=== Extracted entries ===
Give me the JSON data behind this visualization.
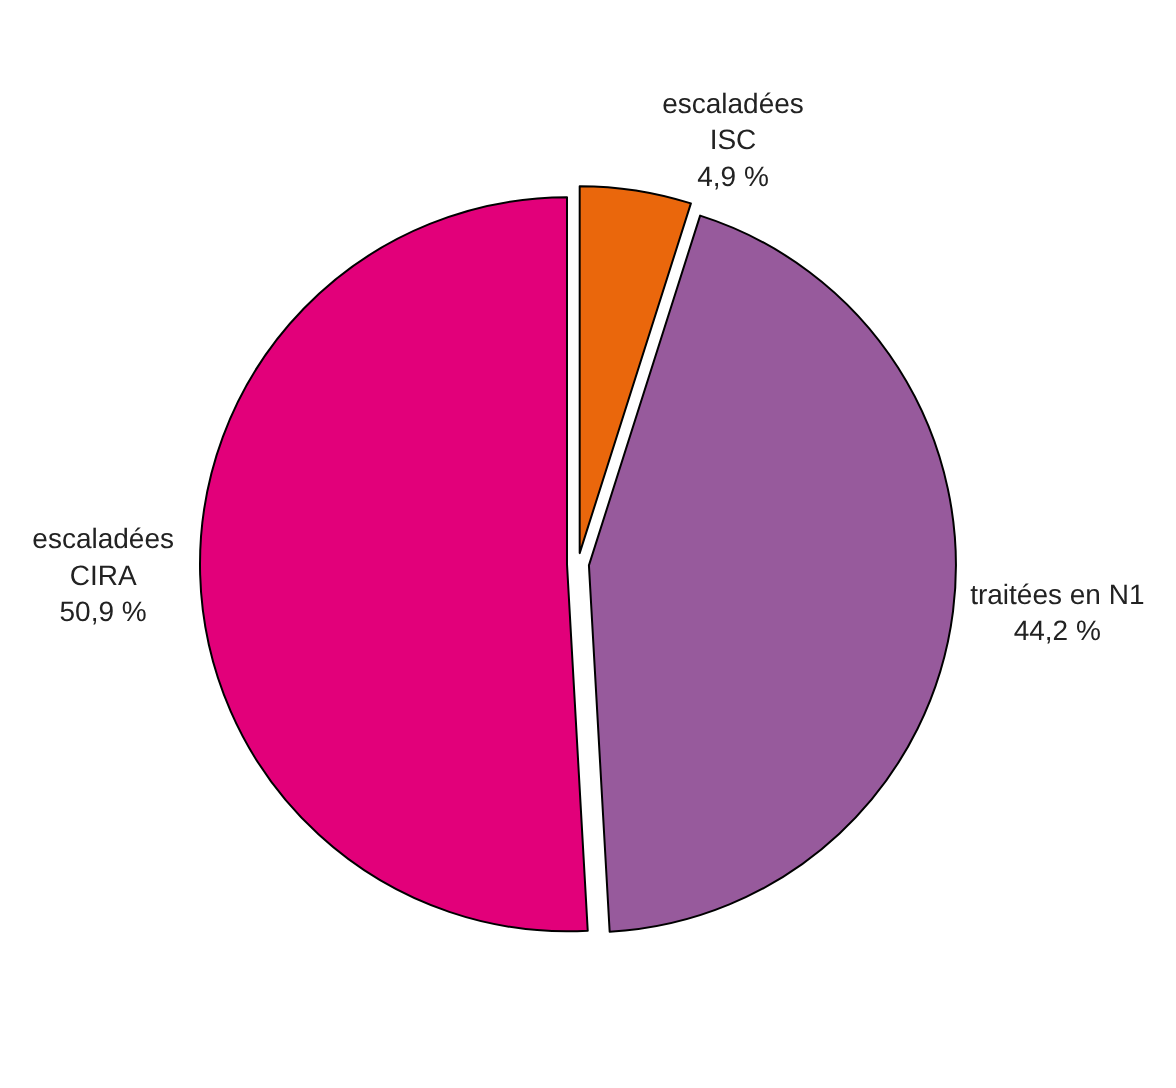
{
  "chart_data": {
    "type": "pie",
    "categories": [
      "escaladées\nISC",
      "traitées en N1",
      "escaladées\nCIRA"
    ],
    "values": [
      4.9,
      44.2,
      50.9
    ],
    "value_labels": [
      "4,9 %",
      "44,2 %",
      "50,9 %"
    ],
    "colors": [
      "#ea670c",
      "#975a9c",
      "#e2007a"
    ],
    "legend": false
  }
}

=== The task ===
Transcribe the full listing above exactly as it stands, minus the pictures.

=== Response below ===
Give me the JSON data behind this visualization.
{
  "chart_data": {
    "type": "pie",
    "categories": [
      "escaladées\nISC",
      "traitées en N1",
      "escaladées\nCIRA"
    ],
    "values": [
      4.9,
      44.2,
      50.9
    ],
    "value_labels": [
      "4,9 %",
      "44,2 %",
      "50,9 %"
    ],
    "colors": [
      "#ea670c",
      "#975a9c",
      "#e2007a"
    ],
    "legend": false
  }
}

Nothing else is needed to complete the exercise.